# Problem requirements
Gather each line of the entries below that includes "forestales".

# Extracted records
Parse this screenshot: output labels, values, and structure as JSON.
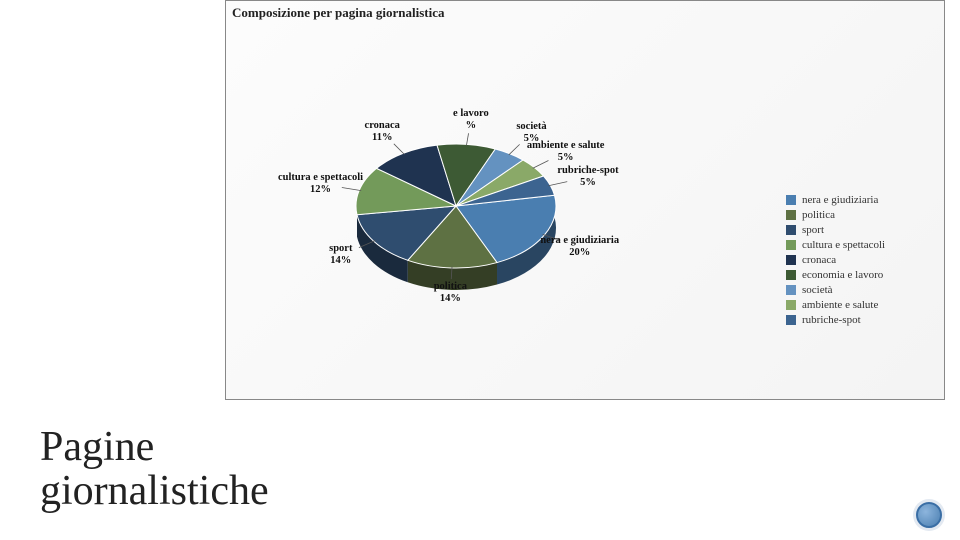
{
  "chart": {
    "type": "pie",
    "title": "Composizione per pagina giornalistica",
    "background_gradient": [
      "#fcfcfc",
      "#f4f4f4"
    ],
    "label_fontsize": 10.5,
    "label_fontweight": "bold",
    "start_angle_deg": 350,
    "slices": [
      {
        "key": "nera",
        "label": "nera e giudiziaria",
        "pct_text": "20%",
        "value": 20,
        "color": "#4a7eb0"
      },
      {
        "key": "politica",
        "label": "politica",
        "pct_text": "14%",
        "value": 14,
        "color": "#5e7143"
      },
      {
        "key": "sport",
        "label": "sport",
        "pct_text": "14%",
        "value": 14,
        "color": "#2f4d6f"
      },
      {
        "key": "cultura",
        "label": "cultura e spettacoli",
        "pct_text": "12%",
        "value": 12,
        "color": "#739a5a"
      },
      {
        "key": "cronaca",
        "label": "cronaca",
        "pct_text": "11%",
        "value": 11,
        "color": "#1f3350"
      },
      {
        "key": "economia",
        "label": "e lavoro",
        "pct_text": "%",
        "value": 9,
        "color": "#3d5a34"
      },
      {
        "key": "societa",
        "label": "società",
        "pct_text": "5%",
        "value": 5,
        "color": "#6492c0"
      },
      {
        "key": "ambiente",
        "label": "ambiente e salute",
        "pct_text": "5%",
        "value": 5,
        "color": "#8aa968"
      },
      {
        "key": "rubriche",
        "label": "rubriche-spot",
        "pct_text": "5%",
        "value": 5,
        "color": "#3c6490"
      }
    ],
    "legend": {
      "position": "right",
      "fontsize": 11,
      "items": [
        {
          "label": "nera e giudiziaria",
          "color": "#4a7eb0"
        },
        {
          "label": "politica",
          "color": "#5e7143"
        },
        {
          "label": "sport",
          "color": "#2f4d6f"
        },
        {
          "label": "cultura e spettacoli",
          "color": "#739a5a"
        },
        {
          "label": "cronaca",
          "color": "#1f3350"
        },
        {
          "label": "economia e lavoro",
          "color": "#3d5a34"
        },
        {
          "label": "società",
          "color": "#6492c0"
        },
        {
          "label": "ambiente e salute",
          "color": "#8aa968"
        },
        {
          "label": "rubriche-spot",
          "color": "#3c6490"
        }
      ]
    }
  },
  "heading": {
    "line1": "Pagine",
    "line2": "giornalistiche"
  },
  "pagenum_color": "#4a7eb0"
}
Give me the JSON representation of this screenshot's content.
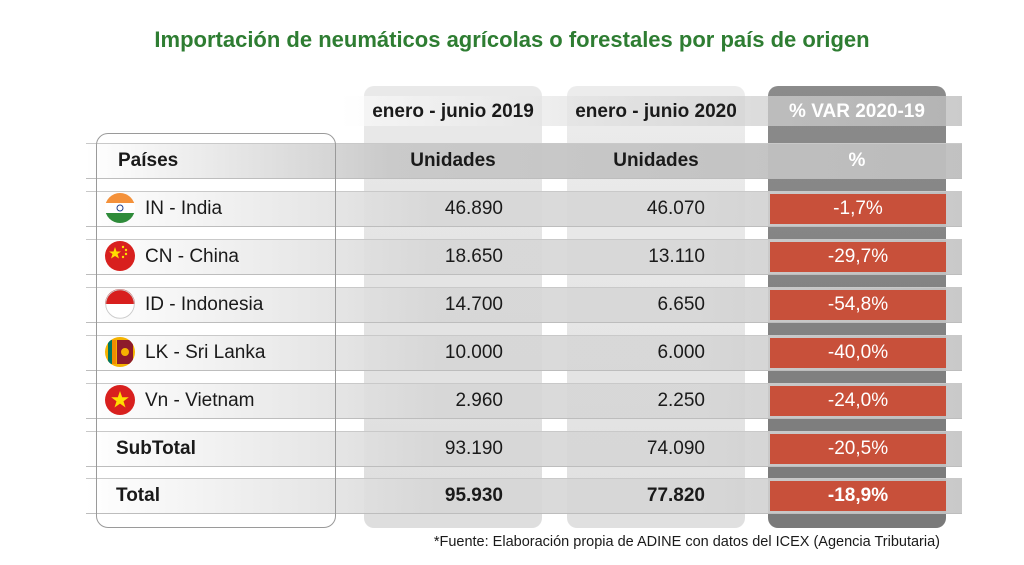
{
  "title": "Importación de neumáticos agrícolas o forestales por país de origen",
  "periods": {
    "p2019": "enero - junio 2019",
    "p2020": "enero - junio 2020",
    "var": "% VAR 2020-19"
  },
  "headers": {
    "country": "Países",
    "units2019": "Unidades",
    "units2020": "Unidades",
    "pct": "%"
  },
  "rows": [
    {
      "label": "IN - India",
      "flag_icon": "india-flag-icon",
      "v2019": "46.890",
      "v2020": "46.070",
      "var": "-1,7%"
    },
    {
      "label": "CN - China",
      "flag_icon": "china-flag-icon",
      "v2019": "18.650",
      "v2020": "13.110",
      "var": "-29,7%"
    },
    {
      "label": "ID - Indonesia",
      "flag_icon": "indonesia-flag-icon",
      "v2019": "14.700",
      "v2020": "6.650",
      "var": "-54,8%"
    },
    {
      "label": "LK - Sri Lanka",
      "flag_icon": "sri-lanka-flag-icon",
      "v2019": "10.000",
      "v2020": "6.000",
      "var": "-40,0%"
    },
    {
      "label": "Vn - Vietnam",
      "flag_icon": "vietnam-flag-icon",
      "v2019": "2.960",
      "v2020": "2.250",
      "var": "-24,0%"
    }
  ],
  "subtotal": {
    "label": "SubTotal",
    "v2019": "93.190",
    "v2020": "74.090",
    "var": "-20,5%"
  },
  "total": {
    "label": "Total",
    "v2019": "95.930",
    "v2020": "77.820",
    "var": "-18,9%"
  },
  "source": "*Fuente: Elaboración propia de ADINE con datos del ICEX (Agencia Tributaria)",
  "colors": {
    "title": "#2e7d32",
    "negative_cell": "#c8503a",
    "var_column": "#808080"
  },
  "chart_data": {
    "type": "table",
    "title": "Importación de neumáticos agrícolas o forestales por país de origen",
    "columns": [
      "Países",
      "enero - junio 2019 (Unidades)",
      "enero - junio 2020 (Unidades)",
      "% VAR 2020-19"
    ],
    "rows": [
      [
        "IN - India",
        46890,
        46070,
        -1.7
      ],
      [
        "CN - China",
        18650,
        13110,
        -29.7
      ],
      [
        "ID - Indonesia",
        14700,
        6650,
        -54.8
      ],
      [
        "LK - Sri Lanka",
        10000,
        6000,
        -40.0
      ],
      [
        "Vn - Vietnam",
        2960,
        2250,
        -24.0
      ],
      [
        "SubTotal",
        93190,
        74090,
        -20.5
      ],
      [
        "Total",
        95930,
        77820,
        -18.9
      ]
    ]
  }
}
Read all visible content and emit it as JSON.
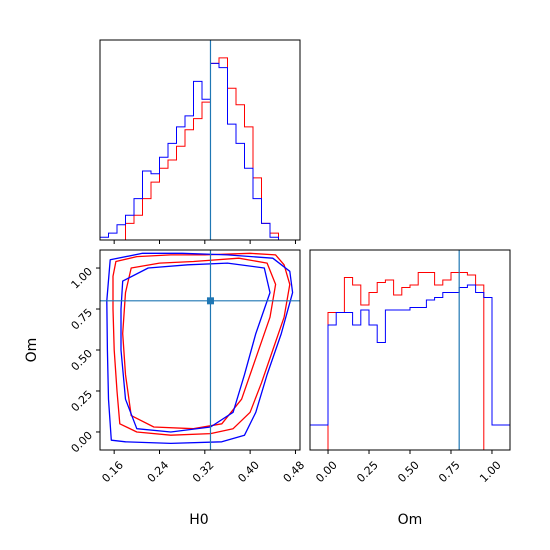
{
  "chart_data": {
    "type": "corner",
    "parameters": [
      "H0",
      "Om"
    ],
    "truth": {
      "H0": 0.33,
      "Om": 0.8
    },
    "colors": {
      "series_a": "#ff0000",
      "series_b": "#0000ff",
      "truth": "#1f77b4"
    },
    "axes": {
      "H0": {
        "label": "H0",
        "range": [
          0.135,
          0.488
        ],
        "ticks": [
          "0.16",
          "0.24",
          "0.32",
          "0.40",
          "0.48"
        ],
        "tick_values": [
          0.16,
          0.24,
          0.32,
          0.4,
          0.48
        ]
      },
      "Om": {
        "label": "Om",
        "range": [
          -0.11,
          1.11
        ],
        "ticks": [
          "0.00",
          "0.25",
          "0.50",
          "0.75",
          "1.00"
        ],
        "tick_values": [
          0.0,
          0.25,
          0.5,
          0.75,
          1.0
        ]
      }
    },
    "hist_H0": {
      "edges": [
        0.135,
        0.15,
        0.165,
        0.18,
        0.195,
        0.21,
        0.225,
        0.24,
        0.255,
        0.27,
        0.285,
        0.3,
        0.315,
        0.33,
        0.345,
        0.36,
        0.375,
        0.39,
        0.405,
        0.42,
        0.435,
        0.45,
        0.465,
        0.488
      ],
      "series": [
        {
          "color": "red",
          "counts": [
            0,
            0,
            0,
            12,
            18,
            30,
            42,
            52,
            58,
            68,
            80,
            88,
            100,
            128,
            132,
            110,
            98,
            82,
            45,
            12,
            5,
            0
          ]
        },
        {
          "color": "blue",
          "counts": [
            2,
            5,
            11,
            18,
            30,
            50,
            48,
            60,
            70,
            82,
            90,
            115,
            102,
            128,
            125,
            84,
            70,
            52,
            30,
            12,
            2,
            0
          ]
        }
      ],
      "ylim": [
        0,
        145
      ]
    },
    "hist_Om": {
      "edges": [
        -0.11,
        -0.05,
        0.0,
        0.05,
        0.1,
        0.15,
        0.2,
        0.25,
        0.3,
        0.35,
        0.4,
        0.45,
        0.5,
        0.55,
        0.6,
        0.65,
        0.7,
        0.75,
        0.8,
        0.85,
        0.9,
        0.95,
        1.0,
        1.05,
        1.11
      ],
      "series": [
        {
          "color": "red",
          "counts": [
            0,
            0,
            55,
            55,
            69,
            66,
            58,
            63,
            67,
            68,
            62,
            65,
            66,
            71,
            71,
            66,
            68,
            71,
            71,
            70,
            66,
            0,
            0,
            0
          ]
        },
        {
          "color": "blue",
          "counts": [
            10,
            10,
            50,
            55,
            55,
            50,
            56,
            50,
            43,
            56,
            56,
            56,
            57,
            57,
            60,
            61,
            63,
            63,
            65,
            66,
            63,
            61,
            10,
            10
          ]
        }
      ],
      "ylim": [
        0,
        80
      ]
    },
    "contours_2d": [
      {
        "color": "red",
        "level": "outer",
        "points": [
          [
            0.163,
            1.04
          ],
          [
            0.2,
            1.07
          ],
          [
            0.26,
            1.08
          ],
          [
            0.32,
            1.08
          ],
          [
            0.4,
            1.09
          ],
          [
            0.445,
            1.08
          ],
          [
            0.46,
            1.02
          ],
          [
            0.47,
            0.9
          ],
          [
            0.46,
            0.7
          ],
          [
            0.44,
            0.5
          ],
          [
            0.42,
            0.3
          ],
          [
            0.4,
            0.12
          ],
          [
            0.37,
            0.02
          ],
          [
            0.33,
            -0.01
          ],
          [
            0.26,
            -0.02
          ],
          [
            0.2,
            0.0
          ],
          [
            0.17,
            0.05
          ],
          [
            0.165,
            0.25
          ],
          [
            0.16,
            0.5
          ],
          [
            0.158,
            0.75
          ],
          [
            0.158,
            0.95
          ],
          [
            0.163,
            1.04
          ]
        ]
      },
      {
        "color": "red",
        "level": "inner",
        "points": [
          [
            0.19,
            1.0
          ],
          [
            0.24,
            1.03
          ],
          [
            0.3,
            1.04
          ],
          [
            0.38,
            1.06
          ],
          [
            0.43,
            1.03
          ],
          [
            0.445,
            0.9
          ],
          [
            0.435,
            0.7
          ],
          [
            0.41,
            0.45
          ],
          [
            0.385,
            0.2
          ],
          [
            0.35,
            0.05
          ],
          [
            0.3,
            0.02
          ],
          [
            0.23,
            0.03
          ],
          [
            0.19,
            0.1
          ],
          [
            0.18,
            0.35
          ],
          [
            0.175,
            0.6
          ],
          [
            0.18,
            0.85
          ],
          [
            0.19,
            1.0
          ]
        ]
      },
      {
        "color": "blue",
        "level": "outer",
        "points": [
          [
            0.153,
            1.05
          ],
          [
            0.21,
            1.09
          ],
          [
            0.28,
            1.09
          ],
          [
            0.36,
            1.08
          ],
          [
            0.44,
            1.06
          ],
          [
            0.47,
            0.98
          ],
          [
            0.475,
            0.85
          ],
          [
            0.455,
            0.6
          ],
          [
            0.43,
            0.35
          ],
          [
            0.41,
            0.12
          ],
          [
            0.39,
            -0.02
          ],
          [
            0.35,
            -0.06
          ],
          [
            0.26,
            -0.07
          ],
          [
            0.18,
            -0.06
          ],
          [
            0.155,
            -0.05
          ],
          [
            0.15,
            0.2
          ],
          [
            0.148,
            0.5
          ],
          [
            0.147,
            0.8
          ],
          [
            0.153,
            1.05
          ]
        ]
      },
      {
        "color": "blue",
        "level": "inner",
        "points": [
          [
            0.175,
            0.92
          ],
          [
            0.22,
            1.0
          ],
          [
            0.29,
            1.02
          ],
          [
            0.36,
            1.03
          ],
          [
            0.425,
            1.0
          ],
          [
            0.435,
            0.85
          ],
          [
            0.41,
            0.6
          ],
          [
            0.39,
            0.35
          ],
          [
            0.37,
            0.12
          ],
          [
            0.33,
            0.03
          ],
          [
            0.26,
            0.0
          ],
          [
            0.2,
            0.02
          ],
          [
            0.18,
            0.2
          ],
          [
            0.172,
            0.5
          ],
          [
            0.172,
            0.75
          ],
          [
            0.175,
            0.92
          ]
        ]
      }
    ]
  }
}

# Answer to the problem
  "title": "Importación de neumáticos agrícolas o forestales por país de origen",
    "title": "Importación de neumáticos agrícolas o forestales por país de origen",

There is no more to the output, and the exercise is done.